(Entries taken from a collection)
================

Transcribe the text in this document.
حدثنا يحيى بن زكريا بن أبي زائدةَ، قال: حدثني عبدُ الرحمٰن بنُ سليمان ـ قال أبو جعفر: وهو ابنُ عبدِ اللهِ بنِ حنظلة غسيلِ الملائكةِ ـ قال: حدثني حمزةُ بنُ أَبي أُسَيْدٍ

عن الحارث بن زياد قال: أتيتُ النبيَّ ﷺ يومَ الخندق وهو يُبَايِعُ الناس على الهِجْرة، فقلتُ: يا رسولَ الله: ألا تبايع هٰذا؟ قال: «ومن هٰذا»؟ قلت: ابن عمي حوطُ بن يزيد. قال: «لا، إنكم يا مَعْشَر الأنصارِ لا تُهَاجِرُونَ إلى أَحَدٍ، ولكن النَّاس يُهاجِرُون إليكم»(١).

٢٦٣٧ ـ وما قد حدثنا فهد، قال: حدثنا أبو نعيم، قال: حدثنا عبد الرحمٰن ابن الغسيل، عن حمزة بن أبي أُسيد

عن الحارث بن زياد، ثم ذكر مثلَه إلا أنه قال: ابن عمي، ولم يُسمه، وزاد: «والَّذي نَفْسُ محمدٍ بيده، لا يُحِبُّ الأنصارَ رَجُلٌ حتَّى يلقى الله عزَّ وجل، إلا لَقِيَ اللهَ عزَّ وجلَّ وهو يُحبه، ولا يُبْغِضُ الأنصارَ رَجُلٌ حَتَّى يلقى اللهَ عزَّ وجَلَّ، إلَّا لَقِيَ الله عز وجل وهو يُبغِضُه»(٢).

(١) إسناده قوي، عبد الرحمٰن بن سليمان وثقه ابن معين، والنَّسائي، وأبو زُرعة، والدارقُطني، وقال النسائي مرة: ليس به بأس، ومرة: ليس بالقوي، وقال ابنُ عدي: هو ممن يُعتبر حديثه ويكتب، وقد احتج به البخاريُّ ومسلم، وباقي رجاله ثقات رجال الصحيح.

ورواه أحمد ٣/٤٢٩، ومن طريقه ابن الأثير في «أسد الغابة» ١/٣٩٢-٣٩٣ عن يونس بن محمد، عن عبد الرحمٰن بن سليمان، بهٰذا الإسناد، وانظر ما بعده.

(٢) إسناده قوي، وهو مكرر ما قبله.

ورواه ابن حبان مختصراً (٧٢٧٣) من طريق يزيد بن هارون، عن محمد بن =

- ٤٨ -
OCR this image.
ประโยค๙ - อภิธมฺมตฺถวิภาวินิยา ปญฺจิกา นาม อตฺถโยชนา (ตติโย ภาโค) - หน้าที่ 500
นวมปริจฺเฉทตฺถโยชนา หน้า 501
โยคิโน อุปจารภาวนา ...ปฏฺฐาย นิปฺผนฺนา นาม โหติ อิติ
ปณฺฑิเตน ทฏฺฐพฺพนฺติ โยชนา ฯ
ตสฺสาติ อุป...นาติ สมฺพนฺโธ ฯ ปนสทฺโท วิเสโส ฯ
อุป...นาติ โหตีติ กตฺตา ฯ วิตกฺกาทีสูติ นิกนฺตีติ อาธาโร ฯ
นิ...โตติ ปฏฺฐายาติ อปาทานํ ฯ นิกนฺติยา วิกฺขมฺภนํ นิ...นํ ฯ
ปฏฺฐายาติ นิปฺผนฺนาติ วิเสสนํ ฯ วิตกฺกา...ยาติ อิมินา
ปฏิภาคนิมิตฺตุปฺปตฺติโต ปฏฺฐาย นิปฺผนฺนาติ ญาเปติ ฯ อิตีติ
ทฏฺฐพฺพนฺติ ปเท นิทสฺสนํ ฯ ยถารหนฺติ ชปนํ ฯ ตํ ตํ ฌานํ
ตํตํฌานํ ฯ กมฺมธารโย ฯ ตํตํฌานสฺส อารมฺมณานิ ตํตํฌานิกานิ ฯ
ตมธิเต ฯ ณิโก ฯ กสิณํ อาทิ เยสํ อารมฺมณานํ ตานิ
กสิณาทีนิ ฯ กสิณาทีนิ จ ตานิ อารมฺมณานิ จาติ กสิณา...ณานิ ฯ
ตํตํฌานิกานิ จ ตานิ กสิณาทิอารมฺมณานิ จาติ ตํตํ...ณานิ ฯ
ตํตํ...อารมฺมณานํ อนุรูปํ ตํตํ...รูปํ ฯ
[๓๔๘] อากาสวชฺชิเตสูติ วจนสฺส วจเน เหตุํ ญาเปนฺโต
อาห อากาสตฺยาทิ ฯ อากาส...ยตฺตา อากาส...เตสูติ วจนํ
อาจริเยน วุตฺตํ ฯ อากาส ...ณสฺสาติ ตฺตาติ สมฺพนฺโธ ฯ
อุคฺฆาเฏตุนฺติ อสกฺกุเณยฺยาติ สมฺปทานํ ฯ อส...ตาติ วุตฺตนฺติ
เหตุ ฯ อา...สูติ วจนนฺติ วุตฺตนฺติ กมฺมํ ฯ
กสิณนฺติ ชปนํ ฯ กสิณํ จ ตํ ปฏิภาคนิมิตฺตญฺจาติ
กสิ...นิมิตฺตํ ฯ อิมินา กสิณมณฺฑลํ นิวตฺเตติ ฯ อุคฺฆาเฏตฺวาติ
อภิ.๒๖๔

================

Prompt
Type out the material again exactly as presented.

Exercise result
Transcribe the text in this document.
حدثنا يحيى بن زكريا بن أبي زائدةَ، قال: حدثني عبدُ الرحمٰن بنُ سليمان ـ قال أبو جعفر: وهو ابنُ عبدِ اللهِ بنِ حنظلة غسيلِ الملائكةِ ـ قال: حدثني حمزةُ بنُ أَبي أُسَيْدٍ

عن الحارث بن زياد قال: أتيتُ النبيَّ ﷺ يومَ الخندق وهو يُبَايِعُ الناس على الهِجْرة، فقلتُ: يا رسولَ الله: ألا تبايع هٰذا؟ قال: «ومن هٰذا»؟ قلت: ابن عمي حوطُ بن يزيد. قال: «لا، إنكم يا مَعْشَر الأنصارِ لا تُهَاجِرُونَ إلى أَحَدٍ، ولكن النَّاس يُهاجِرُون إليكم»(١).

٢٦٣٧ ـ وما قد حدثنا فهد، قال: حدثنا أبو نعيم، قال: حدثنا عبد الرحمٰن ابن الغسيل، عن حمزة بن أبي أُسيد

عن الحارث بن زياد، ثم ذكر مثلَه إلا أنه قال: ابن عمي، ولم يُسمه، وزاد: «والَّذي نَفْسُ محمدٍ بيده، لا يُحِبُّ الأنصارَ رَجُلٌ حتَّى يلقى الله عزَّ وجل، إلا لَقِيَ اللهَ عزَّ وجلَّ وهو يُحبه، ولا يُبْغِضُ الأنصارَ رَجُلٌ حَتَّى يلقى اللهَ عزَّ وجَلَّ، إلَّا لَقِيَ الله عز وجل وهو يُبغِضُه»(٢).

(١) إسناده قوي، عبد الرحمٰن بن سليمان وثقه ابن معين، والنَّسائي، وأبو زُرعة، والدارقُطني، وقال النسائي مرة: ليس به بأس، ومرة: ليس بالقوي، وقال ابنُ عدي: هو ممن يُعتبر حديثه ويكتب، وقد احتج به البخاريُّ ومسلم، وباقي رجاله ثقات رجال الصحيح.

ورواه أحمد ٣/٤٢٩، ومن طريقه ابن الأثير في «أسد الغابة» ١/٣٩٢-٣٩٣ عن يونس بن محمد، عن عبد الرحمٰن بن سليمان، بهٰذا الإسناد، وانظر ما بعده.

(٢) إسناده قوي، وهو مكرر ما قبله.

ورواه ابن حبان مختصراً (٧٢٧٣) من طريق يزيد بن هارون، عن محمد بن =

- ٤٨ -
OCR this image.
ประโยค๙ - อภิธมฺมตฺถวิภาวินิยา ปญฺจิกา นาม อตฺถโยชนา (ตติโย ภาโค) - หน้าที่ 500
นวมปริจฺเฉทตฺถโยชนา หน้า 501
โยคิโน อุปจารภาวนา ...ปฏฺฐาย นิปฺผนฺนา นาม โหติ อิติ
ปณฺฑิเตน ทฏฺฐพฺพนฺติ โยชนา ฯ
ตสฺสาติ อุป...นาติ สมฺพนฺโธ ฯ ปนสทฺโท วิเสโส ฯ
อุป...นาติ โหตีติ กตฺตา ฯ วิตกฺกาทีสูติ นิกนฺตีติ อาธาโร ฯ
นิ...โตติ ปฏฺฐายาติ อปาทานํ ฯ นิกนฺติยา วิกฺขมฺภนํ นิ...นํ ฯ
ปฏฺฐายาติ นิปฺผนฺนาติ วิเสสนํ ฯ วิตกฺกา...ยาติ อิมินา
ปฏิภาคนิมิตฺตุปฺปตฺติโต ปฏฺฐาย นิปฺผนฺนาติ ญาเปติ ฯ อิตีติ
ทฏฺฐพฺพนฺติ ปเท นิทสฺสนํ ฯ ยถารหนฺติ ชปนํ ฯ ตํ ตํ ฌานํ
ตํตํฌานํ ฯ กมฺมธารโย ฯ ตํตํฌานสฺส อารมฺมณานิ ตํตํฌานิกานิ ฯ
ตมธิเต ฯ ณิโก ฯ กสิณํ อาทิ เยสํ อารมฺมณานํ ตานิ
กสิณาทีนิ ฯ กสิณาทีนิ จ ตานิ อารมฺมณานิ จาติ กสิณา...ณานิ ฯ
ตํตํฌานิกานิ จ ตานิ กสิณาทิอารมฺมณานิ จาติ ตํตํ...ณานิ ฯ
ตํตํ...อารมฺมณานํ อนุรูปํ ตํตํ...รูปํ ฯ
[๓๔๘] อากาสวชฺชิเตสูติ วจนสฺส วจเน เหตุํ ญาเปนฺโต
อาห อากาสตฺยาทิ ฯ อากาส...ยตฺตา อากาส...เตสูติ วจนํ
อาจริเยน วุตฺตํ ฯ อากาส ...ณสฺสาติ ตฺตาติ สมฺพนฺโธ ฯ
อุคฺฆาเฏตุนฺติ อสกฺกุเณยฺยาติ สมฺปทานํ ฯ อส...ตาติ วุตฺตนฺติ
เหตุ ฯ อา...สูติ วจนนฺติ วุตฺตนฺติ กมฺมํ ฯ
กสิณนฺติ ชปนํ ฯ กสิณํ จ ตํ ปฏิภาคนิมิตฺตญฺจาติ
กสิ...นิมิตฺตํ ฯ อิมินา กสิณมณฺฑลํ นิวตฺเตติ ฯ อุคฺฆาเฏตฺวาติ
อภิ.๒๖๔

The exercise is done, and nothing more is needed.